Challenge
Copy out the entries below precisely; nothing is to be omitted.

★ ★ ★ ★ ★

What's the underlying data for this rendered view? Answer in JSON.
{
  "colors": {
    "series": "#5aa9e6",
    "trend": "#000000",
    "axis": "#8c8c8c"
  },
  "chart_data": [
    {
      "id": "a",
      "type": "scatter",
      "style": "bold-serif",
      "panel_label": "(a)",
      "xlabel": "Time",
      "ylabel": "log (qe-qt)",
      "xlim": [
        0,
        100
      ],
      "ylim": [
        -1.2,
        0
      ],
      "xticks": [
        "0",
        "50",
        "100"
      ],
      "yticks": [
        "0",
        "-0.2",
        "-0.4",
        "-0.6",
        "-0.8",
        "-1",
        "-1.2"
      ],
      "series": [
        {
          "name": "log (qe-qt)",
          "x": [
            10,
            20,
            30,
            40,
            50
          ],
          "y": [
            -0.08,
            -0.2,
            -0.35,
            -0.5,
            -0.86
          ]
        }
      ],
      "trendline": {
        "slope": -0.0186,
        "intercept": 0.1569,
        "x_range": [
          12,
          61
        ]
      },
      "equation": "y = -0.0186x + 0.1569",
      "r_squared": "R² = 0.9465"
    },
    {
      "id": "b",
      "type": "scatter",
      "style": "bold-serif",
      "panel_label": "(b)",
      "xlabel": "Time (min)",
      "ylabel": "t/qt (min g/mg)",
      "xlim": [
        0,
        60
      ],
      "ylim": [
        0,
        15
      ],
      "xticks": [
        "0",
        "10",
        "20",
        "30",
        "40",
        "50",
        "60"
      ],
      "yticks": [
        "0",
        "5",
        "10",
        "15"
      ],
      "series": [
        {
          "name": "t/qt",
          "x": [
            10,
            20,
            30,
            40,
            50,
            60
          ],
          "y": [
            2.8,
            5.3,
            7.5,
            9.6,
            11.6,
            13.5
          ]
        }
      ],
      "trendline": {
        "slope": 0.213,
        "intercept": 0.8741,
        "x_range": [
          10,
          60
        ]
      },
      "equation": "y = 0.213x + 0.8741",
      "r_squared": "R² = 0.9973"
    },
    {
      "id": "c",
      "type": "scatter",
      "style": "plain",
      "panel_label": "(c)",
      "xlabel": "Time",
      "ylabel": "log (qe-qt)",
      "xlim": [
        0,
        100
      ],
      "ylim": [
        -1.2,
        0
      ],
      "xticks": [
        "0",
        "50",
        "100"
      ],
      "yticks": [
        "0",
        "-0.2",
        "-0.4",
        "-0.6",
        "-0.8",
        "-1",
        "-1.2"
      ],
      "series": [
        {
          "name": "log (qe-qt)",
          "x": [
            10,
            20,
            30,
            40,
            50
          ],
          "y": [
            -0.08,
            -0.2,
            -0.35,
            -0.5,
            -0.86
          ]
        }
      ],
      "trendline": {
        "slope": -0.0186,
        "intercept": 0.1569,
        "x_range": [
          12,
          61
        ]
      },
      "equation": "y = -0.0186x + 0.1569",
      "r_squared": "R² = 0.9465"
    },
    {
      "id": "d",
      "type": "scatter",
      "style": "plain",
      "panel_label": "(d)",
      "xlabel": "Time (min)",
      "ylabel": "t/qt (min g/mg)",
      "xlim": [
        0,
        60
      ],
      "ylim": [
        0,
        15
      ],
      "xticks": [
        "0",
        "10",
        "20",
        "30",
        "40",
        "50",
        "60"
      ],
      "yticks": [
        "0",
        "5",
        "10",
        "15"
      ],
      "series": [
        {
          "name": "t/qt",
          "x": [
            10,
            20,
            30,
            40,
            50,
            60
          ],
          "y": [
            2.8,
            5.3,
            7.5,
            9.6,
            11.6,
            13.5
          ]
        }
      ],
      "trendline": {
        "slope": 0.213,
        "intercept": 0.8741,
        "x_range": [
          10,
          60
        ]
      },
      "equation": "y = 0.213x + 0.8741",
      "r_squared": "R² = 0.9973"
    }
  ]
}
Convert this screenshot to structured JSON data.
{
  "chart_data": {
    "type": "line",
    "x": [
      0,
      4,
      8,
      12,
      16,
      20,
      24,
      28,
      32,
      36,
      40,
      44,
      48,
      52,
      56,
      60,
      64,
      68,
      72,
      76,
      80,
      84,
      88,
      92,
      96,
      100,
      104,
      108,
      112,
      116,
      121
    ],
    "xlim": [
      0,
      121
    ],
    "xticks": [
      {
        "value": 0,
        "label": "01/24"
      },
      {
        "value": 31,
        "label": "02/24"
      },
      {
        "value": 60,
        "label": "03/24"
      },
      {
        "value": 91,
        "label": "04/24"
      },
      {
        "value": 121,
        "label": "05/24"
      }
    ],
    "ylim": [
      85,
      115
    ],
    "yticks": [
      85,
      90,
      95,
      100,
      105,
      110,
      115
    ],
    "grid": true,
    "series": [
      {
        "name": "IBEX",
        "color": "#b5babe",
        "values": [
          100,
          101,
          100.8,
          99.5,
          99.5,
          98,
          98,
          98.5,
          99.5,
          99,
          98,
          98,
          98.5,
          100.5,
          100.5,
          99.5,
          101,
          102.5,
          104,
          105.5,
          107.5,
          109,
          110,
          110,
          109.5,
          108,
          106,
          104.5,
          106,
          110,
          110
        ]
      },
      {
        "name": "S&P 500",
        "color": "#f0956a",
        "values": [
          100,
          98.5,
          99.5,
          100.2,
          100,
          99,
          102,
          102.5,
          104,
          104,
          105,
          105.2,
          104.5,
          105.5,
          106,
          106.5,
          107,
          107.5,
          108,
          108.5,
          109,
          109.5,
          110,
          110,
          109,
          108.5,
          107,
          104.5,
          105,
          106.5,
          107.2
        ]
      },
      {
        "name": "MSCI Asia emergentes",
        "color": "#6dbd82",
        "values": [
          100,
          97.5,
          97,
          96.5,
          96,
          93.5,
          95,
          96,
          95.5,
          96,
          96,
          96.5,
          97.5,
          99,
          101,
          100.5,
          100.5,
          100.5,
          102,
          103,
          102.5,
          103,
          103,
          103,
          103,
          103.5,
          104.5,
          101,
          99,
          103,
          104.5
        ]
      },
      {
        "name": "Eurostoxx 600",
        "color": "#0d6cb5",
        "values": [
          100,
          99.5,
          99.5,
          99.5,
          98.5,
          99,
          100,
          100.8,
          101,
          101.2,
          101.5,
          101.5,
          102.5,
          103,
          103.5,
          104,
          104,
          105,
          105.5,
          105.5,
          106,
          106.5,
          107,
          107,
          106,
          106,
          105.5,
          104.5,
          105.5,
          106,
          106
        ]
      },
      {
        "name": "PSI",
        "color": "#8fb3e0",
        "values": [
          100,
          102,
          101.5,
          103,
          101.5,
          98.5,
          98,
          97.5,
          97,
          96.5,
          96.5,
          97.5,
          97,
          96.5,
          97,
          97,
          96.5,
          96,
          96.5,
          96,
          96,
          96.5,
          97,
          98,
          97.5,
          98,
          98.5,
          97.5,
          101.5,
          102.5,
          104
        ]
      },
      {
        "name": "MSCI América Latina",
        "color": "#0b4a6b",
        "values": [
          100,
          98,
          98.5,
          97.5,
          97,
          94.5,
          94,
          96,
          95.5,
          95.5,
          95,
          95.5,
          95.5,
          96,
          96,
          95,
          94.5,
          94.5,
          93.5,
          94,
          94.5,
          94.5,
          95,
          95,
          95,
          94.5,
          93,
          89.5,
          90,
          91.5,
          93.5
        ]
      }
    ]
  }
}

★ ★ ★ ★ ★

Reply
What's the underlying data for this rendered view? Answer in JSON.
{
  "colors": {
    "series": "#5aa9e6",
    "trend": "#000000",
    "axis": "#8c8c8c"
  },
  "chart_data": [
    {
      "id": "a",
      "type": "scatter",
      "style": "bold-serif",
      "panel_label": "(a)",
      "xlabel": "Time",
      "ylabel": "log (qe-qt)",
      "xlim": [
        0,
        100
      ],
      "ylim": [
        -1.2,
        0
      ],
      "xticks": [
        "0",
        "50",
        "100"
      ],
      "yticks": [
        "0",
        "-0.2",
        "-0.4",
        "-0.6",
        "-0.8",
        "-1",
        "-1.2"
      ],
      "series": [
        {
          "name": "log (qe-qt)",
          "x": [
            10,
            20,
            30,
            40,
            50
          ],
          "y": [
            -0.08,
            -0.2,
            -0.35,
            -0.5,
            -0.86
          ]
        }
      ],
      "trendline": {
        "slope": -0.0186,
        "intercept": 0.1569,
        "x_range": [
          12,
          61
        ]
      },
      "equation": "y = -0.0186x + 0.1569",
      "r_squared": "R² = 0.9465"
    },
    {
      "id": "b",
      "type": "scatter",
      "style": "bold-serif",
      "panel_label": "(b)",
      "xlabel": "Time (min)",
      "ylabel": "t/qt (min g/mg)",
      "xlim": [
        0,
        60
      ],
      "ylim": [
        0,
        15
      ],
      "xticks": [
        "0",
        "10",
        "20",
        "30",
        "40",
        "50",
        "60"
      ],
      "yticks": [
        "0",
        "5",
        "10",
        "15"
      ],
      "series": [
        {
          "name": "t/qt",
          "x": [
            10,
            20,
            30,
            40,
            50,
            60
          ],
          "y": [
            2.8,
            5.3,
            7.5,
            9.6,
            11.6,
            13.5
          ]
        }
      ],
      "trendline": {
        "slope": 0.213,
        "intercept": 0.8741,
        "x_range": [
          10,
          60
        ]
      },
      "equation": "y = 0.213x + 0.8741",
      "r_squared": "R² = 0.9973"
    },
    {
      "id": "c",
      "type": "scatter",
      "style": "plain",
      "panel_label": "(c)",
      "xlabel": "Time",
      "ylabel": "log (qe-qt)",
      "xlim": [
        0,
        100
      ],
      "ylim": [
        -1.2,
        0
      ],
      "xticks": [
        "0",
        "50",
        "100"
      ],
      "yticks": [
        "0",
        "-0.2",
        "-0.4",
        "-0.6",
        "-0.8",
        "-1",
        "-1.2"
      ],
      "series": [
        {
          "name": "log (qe-qt)",
          "x": [
            10,
            20,
            30,
            40,
            50
          ],
          "y": [
            -0.08,
            -0.2,
            -0.35,
            -0.5,
            -0.86
          ]
        }
      ],
      "trendline": {
        "slope": -0.0186,
        "intercept": 0.1569,
        "x_range": [
          12,
          61
        ]
      },
      "equation": "y = -0.0186x + 0.1569",
      "r_squared": "R² = 0.9465"
    },
    {
      "id": "d",
      "type": "scatter",
      "style": "plain",
      "panel_label": "(d)",
      "xlabel": "Time (min)",
      "ylabel": "t/qt (min g/mg)",
      "xlim": [
        0,
        60
      ],
      "ylim": [
        0,
        15
      ],
      "xticks": [
        "0",
        "10",
        "20",
        "30",
        "40",
        "50",
        "60"
      ],
      "yticks": [
        "0",
        "5",
        "10",
        "15"
      ],
      "series": [
        {
          "name": "t/qt",
          "x": [
            10,
            20,
            30,
            40,
            50,
            60
          ],
          "y": [
            2.8,
            5.3,
            7.5,
            9.6,
            11.6,
            13.5
          ]
        }
      ],
      "trendline": {
        "slope": 0.213,
        "intercept": 0.8741,
        "x_range": [
          10,
          60
        ]
      },
      "equation": "y = 0.213x + 0.8741",
      "r_squared": "R² = 0.9973"
    }
  ]
}
Convert this screenshot to structured JSON data.
{
  "chart_data": {
    "type": "line",
    "x": [
      0,
      4,
      8,
      12,
      16,
      20,
      24,
      28,
      32,
      36,
      40,
      44,
      48,
      52,
      56,
      60,
      64,
      68,
      72,
      76,
      80,
      84,
      88,
      92,
      96,
      100,
      104,
      108,
      112,
      116,
      121
    ],
    "xlim": [
      0,
      121
    ],
    "xticks": [
      {
        "value": 0,
        "label": "01/24"
      },
      {
        "value": 31,
        "label": "02/24"
      },
      {
        "value": 60,
        "label": "03/24"
      },
      {
        "value": 91,
        "label": "04/24"
      },
      {
        "value": 121,
        "label": "05/24"
      }
    ],
    "ylim": [
      85,
      115
    ],
    "yticks": [
      85,
      90,
      95,
      100,
      105,
      110,
      115
    ],
    "grid": true,
    "series": [
      {
        "name": "IBEX",
        "color": "#b5babe",
        "values": [
          100,
          101,
          100.8,
          99.5,
          99.5,
          98,
          98,
          98.5,
          99.5,
          99,
          98,
          98,
          98.5,
          100.5,
          100.5,
          99.5,
          101,
          102.5,
          104,
          105.5,
          107.5,
          109,
          110,
          110,
          109.5,
          108,
          106,
          104.5,
          106,
          110,
          110
        ]
      },
      {
        "name": "S&P 500",
        "color": "#f0956a",
        "values": [
          100,
          98.5,
          99.5,
          100.2,
          100,
          99,
          102,
          102.5,
          104,
          104,
          105,
          105.2,
          104.5,
          105.5,
          106,
          106.5,
          107,
          107.5,
          108,
          108.5,
          109,
          109.5,
          110,
          110,
          109,
          108.5,
          107,
          104.5,
          105,
          106.5,
          107.2
        ]
      },
      {
        "name": "MSCI Asia emergentes",
        "color": "#6dbd82",
        "values": [
          100,
          97.5,
          97,
          96.5,
          96,
          93.5,
          95,
          96,
          95.5,
          96,
          96,
          96.5,
          97.5,
          99,
          101,
          100.5,
          100.5,
          100.5,
          102,
          103,
          102.5,
          103,
          103,
          103,
          103,
          103.5,
          104.5,
          101,
          99,
          103,
          104.5
        ]
      },
      {
        "name": "Eurostoxx 600",
        "color": "#0d6cb5",
        "values": [
          100,
          99.5,
          99.5,
          99.5,
          98.5,
          99,
          100,
          100.8,
          101,
          101.2,
          101.5,
          101.5,
          102.5,
          103,
          103.5,
          104,
          104,
          105,
          105.5,
          105.5,
          106,
          106.5,
          107,
          107,
          106,
          106,
          105.5,
          104.5,
          105.5,
          106,
          106
        ]
      },
      {
        "name": "PSI",
        "color": "#8fb3e0",
        "values": [
          100,
          102,
          101.5,
          103,
          101.5,
          98.5,
          98,
          97.5,
          97,
          96.5,
          96.5,
          97.5,
          97,
          96.5,
          97,
          97,
          96.5,
          96,
          96.5,
          96,
          96,
          96.5,
          97,
          98,
          97.5,
          98,
          98.5,
          97.5,
          101.5,
          102.5,
          104
        ]
      },
      {
        "name": "MSCI América Latina",
        "color": "#0b4a6b",
        "values": [
          100,
          98,
          98.5,
          97.5,
          97,
          94.5,
          94,
          96,
          95.5,
          95.5,
          95,
          95.5,
          95.5,
          96,
          96,
          95,
          94.5,
          94.5,
          93.5,
          94,
          94.5,
          94.5,
          95,
          95,
          95,
          94.5,
          93,
          89.5,
          90,
          91.5,
          93.5
        ]
      }
    ]
  }
}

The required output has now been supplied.